What you will do -> Word for word, give the entries back.

[Stored entries]
______________________________

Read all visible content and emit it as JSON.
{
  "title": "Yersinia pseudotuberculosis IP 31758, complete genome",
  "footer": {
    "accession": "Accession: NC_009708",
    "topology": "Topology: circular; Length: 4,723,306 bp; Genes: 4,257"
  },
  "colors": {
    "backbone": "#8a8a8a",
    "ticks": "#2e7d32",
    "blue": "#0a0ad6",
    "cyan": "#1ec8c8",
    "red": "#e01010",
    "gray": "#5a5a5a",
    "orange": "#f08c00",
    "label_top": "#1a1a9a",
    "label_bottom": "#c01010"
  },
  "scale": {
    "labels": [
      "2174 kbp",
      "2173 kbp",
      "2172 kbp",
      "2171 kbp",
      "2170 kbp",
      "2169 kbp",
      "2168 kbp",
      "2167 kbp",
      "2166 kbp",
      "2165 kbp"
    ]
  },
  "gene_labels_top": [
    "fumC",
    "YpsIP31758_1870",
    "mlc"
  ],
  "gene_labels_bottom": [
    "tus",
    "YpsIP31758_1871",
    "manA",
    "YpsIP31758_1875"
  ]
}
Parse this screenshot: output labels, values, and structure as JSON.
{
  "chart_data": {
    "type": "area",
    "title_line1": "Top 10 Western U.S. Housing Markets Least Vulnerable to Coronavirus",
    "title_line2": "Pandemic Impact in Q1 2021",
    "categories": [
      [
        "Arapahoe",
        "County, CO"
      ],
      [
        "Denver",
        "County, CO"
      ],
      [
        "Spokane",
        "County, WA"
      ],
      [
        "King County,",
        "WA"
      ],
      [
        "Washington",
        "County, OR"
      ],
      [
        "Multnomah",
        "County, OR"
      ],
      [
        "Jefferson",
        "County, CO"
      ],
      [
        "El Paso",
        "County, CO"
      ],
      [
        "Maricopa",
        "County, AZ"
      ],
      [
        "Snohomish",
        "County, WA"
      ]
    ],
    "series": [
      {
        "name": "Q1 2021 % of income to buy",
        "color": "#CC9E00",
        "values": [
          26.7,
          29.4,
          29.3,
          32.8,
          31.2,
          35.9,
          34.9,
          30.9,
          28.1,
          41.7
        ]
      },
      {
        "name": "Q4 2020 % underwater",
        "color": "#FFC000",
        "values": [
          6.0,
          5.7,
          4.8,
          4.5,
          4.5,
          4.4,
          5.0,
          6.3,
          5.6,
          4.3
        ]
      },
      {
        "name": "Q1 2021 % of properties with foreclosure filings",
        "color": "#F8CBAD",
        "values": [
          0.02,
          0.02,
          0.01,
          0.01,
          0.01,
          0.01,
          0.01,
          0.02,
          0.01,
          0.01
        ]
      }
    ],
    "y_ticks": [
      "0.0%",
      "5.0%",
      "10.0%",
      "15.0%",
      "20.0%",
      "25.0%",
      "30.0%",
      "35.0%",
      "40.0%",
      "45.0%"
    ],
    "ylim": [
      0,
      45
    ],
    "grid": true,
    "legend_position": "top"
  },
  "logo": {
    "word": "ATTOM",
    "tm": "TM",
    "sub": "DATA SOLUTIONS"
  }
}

______________________________

Answer ->
Read all visible content and emit it as JSON.
{
  "title": "Yersinia pseudotuberculosis IP 31758, complete genome",
  "footer": {
    "accession": "Accession: NC_009708",
    "topology": "Topology: circular; Length: 4,723,306 bp; Genes: 4,257"
  },
  "colors": {
    "backbone": "#8a8a8a",
    "ticks": "#2e7d32",
    "blue": "#0a0ad6",
    "cyan": "#1ec8c8",
    "red": "#e01010",
    "gray": "#5a5a5a",
    "orange": "#f08c00",
    "label_top": "#1a1a9a",
    "label_bottom": "#c01010"
  },
  "scale": {
    "labels": [
      "2174 kbp",
      "2173 kbp",
      "2172 kbp",
      "2171 kbp",
      "2170 kbp",
      "2169 kbp",
      "2168 kbp",
      "2167 kbp",
      "2166 kbp",
      "2165 kbp"
    ]
  },
  "gene_labels_top": [
    "fumC",
    "YpsIP31758_1870",
    "mlc"
  ],
  "gene_labels_bottom": [
    "tus",
    "YpsIP31758_1871",
    "manA",
    "YpsIP31758_1875"
  ]
}
Parse this screenshot: output labels, values, and structure as JSON.
{
  "chart_data": {
    "type": "area",
    "title_line1": "Top 10 Western U.S. Housing Markets Least Vulnerable to Coronavirus",
    "title_line2": "Pandemic Impact in Q1 2021",
    "categories": [
      [
        "Arapahoe",
        "County, CO"
      ],
      [
        "Denver",
        "County, CO"
      ],
      [
        "Spokane",
        "County, WA"
      ],
      [
        "King County,",
        "WA"
      ],
      [
        "Washington",
        "County, OR"
      ],
      [
        "Multnomah",
        "County, OR"
      ],
      [
        "Jefferson",
        "County, CO"
      ],
      [
        "El Paso",
        "County, CO"
      ],
      [
        "Maricopa",
        "County, AZ"
      ],
      [
        "Snohomish",
        "County, WA"
      ]
    ],
    "series": [
      {
        "name": "Q1 2021 % of income to buy",
        "color": "#CC9E00",
        "values": [
          26.7,
          29.4,
          29.3,
          32.8,
          31.2,
          35.9,
          34.9,
          30.9,
          28.1,
          41.7
        ]
      },
      {
        "name": "Q4 2020 % underwater",
        "color": "#FFC000",
        "values": [
          6.0,
          5.7,
          4.8,
          4.5,
          4.5,
          4.4,
          5.0,
          6.3,
          5.6,
          4.3
        ]
      },
      {
        "name": "Q1 2021 % of properties with foreclosure filings",
        "color": "#F8CBAD",
        "values": [
          0.02,
          0.02,
          0.01,
          0.01,
          0.01,
          0.01,
          0.01,
          0.02,
          0.01,
          0.01
        ]
      }
    ],
    "y_ticks": [
      "0.0%",
      "5.0%",
      "10.0%",
      "15.0%",
      "20.0%",
      "25.0%",
      "30.0%",
      "35.0%",
      "40.0%",
      "45.0%"
    ],
    "ylim": [
      0,
      45
    ],
    "grid": true,
    "legend_position": "top"
  },
  "logo": {
    "word": "ATTOM",
    "tm": "TM",
    "sub": "DATA SOLUTIONS"
  }
}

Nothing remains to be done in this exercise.